------ Data lines ------

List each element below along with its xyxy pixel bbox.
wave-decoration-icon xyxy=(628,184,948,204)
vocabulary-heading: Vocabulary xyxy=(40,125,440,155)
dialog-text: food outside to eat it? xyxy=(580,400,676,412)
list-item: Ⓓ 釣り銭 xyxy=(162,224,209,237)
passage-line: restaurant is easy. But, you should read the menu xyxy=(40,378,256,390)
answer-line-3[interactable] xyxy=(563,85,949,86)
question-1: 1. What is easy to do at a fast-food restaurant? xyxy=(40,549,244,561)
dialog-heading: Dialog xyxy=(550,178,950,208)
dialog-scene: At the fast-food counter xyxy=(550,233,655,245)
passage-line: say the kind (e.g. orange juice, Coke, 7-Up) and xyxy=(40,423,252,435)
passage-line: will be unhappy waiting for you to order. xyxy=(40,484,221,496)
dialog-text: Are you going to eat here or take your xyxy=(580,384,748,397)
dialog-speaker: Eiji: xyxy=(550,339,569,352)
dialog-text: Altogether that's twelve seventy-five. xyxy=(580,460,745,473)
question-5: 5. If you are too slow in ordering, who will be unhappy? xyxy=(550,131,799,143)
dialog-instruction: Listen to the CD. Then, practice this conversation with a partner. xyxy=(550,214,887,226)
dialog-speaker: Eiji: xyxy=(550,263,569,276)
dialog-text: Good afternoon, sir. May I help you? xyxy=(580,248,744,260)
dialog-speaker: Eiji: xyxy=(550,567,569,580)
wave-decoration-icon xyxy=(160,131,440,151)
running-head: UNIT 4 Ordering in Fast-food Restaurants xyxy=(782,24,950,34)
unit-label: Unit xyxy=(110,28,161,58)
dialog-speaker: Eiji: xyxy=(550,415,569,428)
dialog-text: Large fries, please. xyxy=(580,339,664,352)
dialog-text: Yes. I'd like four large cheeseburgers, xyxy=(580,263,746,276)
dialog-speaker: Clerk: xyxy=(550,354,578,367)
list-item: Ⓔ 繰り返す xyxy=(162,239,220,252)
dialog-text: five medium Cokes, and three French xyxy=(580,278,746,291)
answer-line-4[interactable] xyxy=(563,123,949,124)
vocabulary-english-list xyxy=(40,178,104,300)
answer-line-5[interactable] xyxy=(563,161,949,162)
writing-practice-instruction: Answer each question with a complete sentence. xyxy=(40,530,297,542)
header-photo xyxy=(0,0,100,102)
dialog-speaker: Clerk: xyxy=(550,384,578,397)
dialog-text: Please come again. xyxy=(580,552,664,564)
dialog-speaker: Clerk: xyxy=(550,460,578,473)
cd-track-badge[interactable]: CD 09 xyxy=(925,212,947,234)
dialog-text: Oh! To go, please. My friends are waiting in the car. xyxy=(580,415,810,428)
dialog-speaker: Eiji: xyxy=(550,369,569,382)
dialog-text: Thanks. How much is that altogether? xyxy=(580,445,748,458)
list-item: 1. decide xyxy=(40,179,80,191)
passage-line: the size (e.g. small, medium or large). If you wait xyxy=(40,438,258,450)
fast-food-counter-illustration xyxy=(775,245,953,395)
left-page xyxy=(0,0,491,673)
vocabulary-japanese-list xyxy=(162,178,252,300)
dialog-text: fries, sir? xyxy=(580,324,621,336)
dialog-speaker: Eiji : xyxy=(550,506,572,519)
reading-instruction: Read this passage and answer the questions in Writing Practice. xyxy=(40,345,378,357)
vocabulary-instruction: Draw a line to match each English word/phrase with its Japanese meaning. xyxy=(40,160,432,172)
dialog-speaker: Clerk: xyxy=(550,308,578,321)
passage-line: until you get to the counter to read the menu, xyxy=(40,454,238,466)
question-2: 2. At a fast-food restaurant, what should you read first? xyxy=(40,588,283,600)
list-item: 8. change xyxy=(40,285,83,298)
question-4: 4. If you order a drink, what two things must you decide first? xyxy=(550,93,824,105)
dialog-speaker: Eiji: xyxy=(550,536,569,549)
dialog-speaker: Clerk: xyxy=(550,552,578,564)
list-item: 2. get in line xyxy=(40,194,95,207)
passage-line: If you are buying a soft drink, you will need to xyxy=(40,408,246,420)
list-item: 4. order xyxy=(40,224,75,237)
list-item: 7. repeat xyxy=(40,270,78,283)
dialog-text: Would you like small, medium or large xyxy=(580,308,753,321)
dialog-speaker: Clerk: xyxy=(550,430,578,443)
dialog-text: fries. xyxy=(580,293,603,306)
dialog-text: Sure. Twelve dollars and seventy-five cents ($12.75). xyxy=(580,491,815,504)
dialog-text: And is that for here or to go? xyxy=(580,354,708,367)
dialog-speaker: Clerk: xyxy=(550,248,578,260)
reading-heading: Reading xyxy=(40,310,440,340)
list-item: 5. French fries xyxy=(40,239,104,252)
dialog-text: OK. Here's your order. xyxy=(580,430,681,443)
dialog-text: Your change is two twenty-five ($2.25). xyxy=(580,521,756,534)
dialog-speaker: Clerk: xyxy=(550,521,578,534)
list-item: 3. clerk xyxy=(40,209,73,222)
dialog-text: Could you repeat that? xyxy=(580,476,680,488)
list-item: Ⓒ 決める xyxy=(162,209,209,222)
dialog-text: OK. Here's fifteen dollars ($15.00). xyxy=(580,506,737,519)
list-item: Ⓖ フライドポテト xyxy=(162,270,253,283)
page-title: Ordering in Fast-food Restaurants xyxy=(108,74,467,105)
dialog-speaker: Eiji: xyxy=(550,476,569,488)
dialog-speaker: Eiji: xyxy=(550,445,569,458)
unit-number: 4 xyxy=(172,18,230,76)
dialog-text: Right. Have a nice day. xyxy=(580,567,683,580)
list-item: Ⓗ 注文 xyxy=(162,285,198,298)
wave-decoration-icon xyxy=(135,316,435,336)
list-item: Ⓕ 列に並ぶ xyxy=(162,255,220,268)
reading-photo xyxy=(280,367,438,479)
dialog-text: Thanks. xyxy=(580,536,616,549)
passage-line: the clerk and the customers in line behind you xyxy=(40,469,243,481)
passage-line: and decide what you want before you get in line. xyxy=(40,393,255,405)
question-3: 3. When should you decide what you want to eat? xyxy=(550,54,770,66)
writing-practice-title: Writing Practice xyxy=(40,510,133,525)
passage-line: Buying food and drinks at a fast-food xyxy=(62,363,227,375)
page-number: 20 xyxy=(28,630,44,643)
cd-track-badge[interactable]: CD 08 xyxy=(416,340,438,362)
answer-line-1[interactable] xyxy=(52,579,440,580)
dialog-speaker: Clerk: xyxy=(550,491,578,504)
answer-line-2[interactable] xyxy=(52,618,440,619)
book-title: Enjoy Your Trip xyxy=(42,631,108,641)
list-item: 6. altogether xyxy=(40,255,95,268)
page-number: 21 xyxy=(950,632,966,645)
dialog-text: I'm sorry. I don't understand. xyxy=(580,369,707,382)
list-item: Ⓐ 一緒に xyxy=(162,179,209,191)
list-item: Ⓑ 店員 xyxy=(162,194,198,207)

------

What to do:
Rewrite the items above with every "dialog-speaker" changed to "speaker-label", keeping everything else the same.

Task response:
List each element below along with its xyxy pixel bbox.
wave-decoration-icon xyxy=(628,184,948,204)
vocabulary-heading: Vocabulary xyxy=(40,125,440,155)
dialog-text: food outside to eat it? xyxy=(580,400,676,412)
list-item: Ⓓ 釣り銭 xyxy=(162,224,209,237)
passage-line: restaurant is easy. But, you should read the menu xyxy=(40,378,256,390)
answer-line-3[interactable] xyxy=(563,85,949,86)
question-1: 1. What is easy to do at a fast-food restaurant? xyxy=(40,549,244,561)
dialog-heading: Dialog xyxy=(550,178,950,208)
dialog-scene: At the fast-food counter xyxy=(550,233,655,245)
passage-line: say the kind (e.g. orange juice, Coke, 7-Up) and xyxy=(40,423,252,435)
passage-line: will be unhappy waiting for you to order. xyxy=(40,484,221,496)
dialog-text: Are you going to eat here or take your xyxy=(580,384,748,397)
speaker-label: Eiji: xyxy=(550,339,569,352)
dialog-text: Altogether that's twelve seventy-five. xyxy=(580,460,745,473)
question-5: 5. If you are too slow in ordering, who will be unhappy? xyxy=(550,131,799,143)
dialog-instruction: Listen to the CD. Then, practice this conversation with a partner. xyxy=(550,214,887,226)
speaker-label: Eiji: xyxy=(550,263,569,276)
dialog-text: Good afternoon, sir. May I help you? xyxy=(580,248,744,260)
speaker-label: Eiji: xyxy=(550,567,569,580)
wave-decoration-icon xyxy=(160,131,440,151)
running-head: UNIT 4 Ordering in Fast-food Restaurants xyxy=(782,24,950,34)
unit-label: Unit xyxy=(110,28,161,58)
speaker-label: Eiji: xyxy=(550,415,569,428)
dialog-text: Large fries, please. xyxy=(580,339,664,352)
dialog-text: Yes. I'd like four large cheeseburgers, xyxy=(580,263,746,276)
speaker-label: Clerk: xyxy=(550,354,578,367)
list-item: Ⓔ 繰り返す xyxy=(162,239,220,252)
dialog-text: five medium Cokes, and three French xyxy=(580,278,746,291)
answer-line-4[interactable] xyxy=(563,123,949,124)
vocabulary-english-list xyxy=(40,178,104,300)
answer-line-5[interactable] xyxy=(563,161,949,162)
writing-practice-instruction: Answer each question with a complete sentence. xyxy=(40,530,297,542)
header-photo xyxy=(0,0,100,102)
speaker-label: Clerk: xyxy=(550,384,578,397)
dialog-text: Please come again. xyxy=(580,552,664,564)
speaker-label: Clerk: xyxy=(550,460,578,473)
cd-track-badge[interactable]: CD 09 xyxy=(925,212,947,234)
dialog-text: Oh! To go, please. My friends are waiting in the car. xyxy=(580,415,810,428)
speaker-label: Eiji: xyxy=(550,369,569,382)
dialog-text: Thanks. How much is that altogether? xyxy=(580,445,748,458)
list-item: 1. decide xyxy=(40,179,80,191)
passage-line: the size (e.g. small, medium or large). If you wait xyxy=(40,438,258,450)
fast-food-counter-illustration xyxy=(775,245,953,395)
left-page xyxy=(0,0,491,673)
vocabulary-japanese-list xyxy=(162,178,252,300)
dialog-text: fries, sir? xyxy=(580,324,621,336)
speaker-label: Eiji : xyxy=(550,506,572,519)
reading-instruction: Read this passage and answer the questions in Writing Practice. xyxy=(40,345,378,357)
vocabulary-instruction: Draw a line to match each English word/phrase with its Japanese meaning. xyxy=(40,160,432,172)
speaker-label: Clerk: xyxy=(550,308,578,321)
passage-line: until you get to the counter to read the menu, xyxy=(40,454,238,466)
question-2: 2. At a fast-food restaurant, what should you read first? xyxy=(40,588,283,600)
list-item: 8. change xyxy=(40,285,83,298)
question-4: 4. If you order a drink, what two things must you decide first? xyxy=(550,93,824,105)
speaker-label: Eiji: xyxy=(550,536,569,549)
speaker-label: Clerk: xyxy=(550,552,578,564)
list-item: 2. get in line xyxy=(40,194,95,207)
passage-line: If you are buying a soft drink, you will need to xyxy=(40,408,246,420)
list-item: 4. order xyxy=(40,224,75,237)
list-item: 7. repeat xyxy=(40,270,78,283)
dialog-text: Would you like small, medium or large xyxy=(580,308,753,321)
speaker-label: Clerk: xyxy=(550,430,578,443)
dialog-text: fries. xyxy=(580,293,603,306)
dialog-text: Sure. Twelve dollars and seventy-five cents ($12.75). xyxy=(580,491,815,504)
dialog-text: And is that for here or to go? xyxy=(580,354,708,367)
speaker-label: Clerk: xyxy=(550,248,578,260)
reading-heading: Reading xyxy=(40,310,440,340)
list-item: 5. French fries xyxy=(40,239,104,252)
dialog-text: OK. Here's your order. xyxy=(580,430,681,443)
dialog-text: Your change is two twenty-five ($2.25). xyxy=(580,521,756,534)
speaker-label: Clerk: xyxy=(550,521,578,534)
list-item: 3. clerk xyxy=(40,209,73,222)
dialog-text: Could you repeat that? xyxy=(580,476,680,488)
list-item: Ⓒ 決める xyxy=(162,209,209,222)
dialog-text: OK. Here's fifteen dollars ($15.00). xyxy=(580,506,737,519)
list-item: Ⓖ フライドポテト xyxy=(162,270,253,283)
page-title: Ordering in Fast-food Restaurants xyxy=(108,74,467,105)
speaker-label: Eiji: xyxy=(550,476,569,488)
speaker-label: Eiji: xyxy=(550,445,569,458)
unit-number: 4 xyxy=(172,18,230,76)
dialog-text: Right. Have a nice day. xyxy=(580,567,683,580)
list-item: Ⓗ 注文 xyxy=(162,285,198,298)
wave-decoration-icon xyxy=(135,316,435,336)
list-item: Ⓕ 列に並ぶ xyxy=(162,255,220,268)
reading-photo xyxy=(280,367,438,479)
dialog-text: Thanks. xyxy=(580,536,616,549)
passage-line: the clerk and the customers in line behind you xyxy=(40,469,243,481)
passage-line: and decide what you want before you get in line. xyxy=(40,393,255,405)
question-3: 3. When should you decide what you want to eat? xyxy=(550,54,770,66)
writing-practice-title: Writing Practice xyxy=(40,510,133,525)
passage-line: Buying food and drinks at a fast-food xyxy=(62,363,227,375)
page-number: 20 xyxy=(28,630,44,643)
cd-track-badge[interactable]: CD 08 xyxy=(416,340,438,362)
answer-line-1[interactable] xyxy=(52,579,440,580)
speaker-label: Clerk: xyxy=(550,491,578,504)
answer-line-2[interactable] xyxy=(52,618,440,619)
book-title: Enjoy Your Trip xyxy=(42,631,108,641)
list-item: 6. altogether xyxy=(40,255,95,268)
page-number: 21 xyxy=(950,632,966,645)
dialog-text: I'm sorry. I don't understand. xyxy=(580,369,707,382)
list-item: Ⓐ 一緒に xyxy=(162,179,209,191)
list-item: Ⓑ 店員 xyxy=(162,194,198,207)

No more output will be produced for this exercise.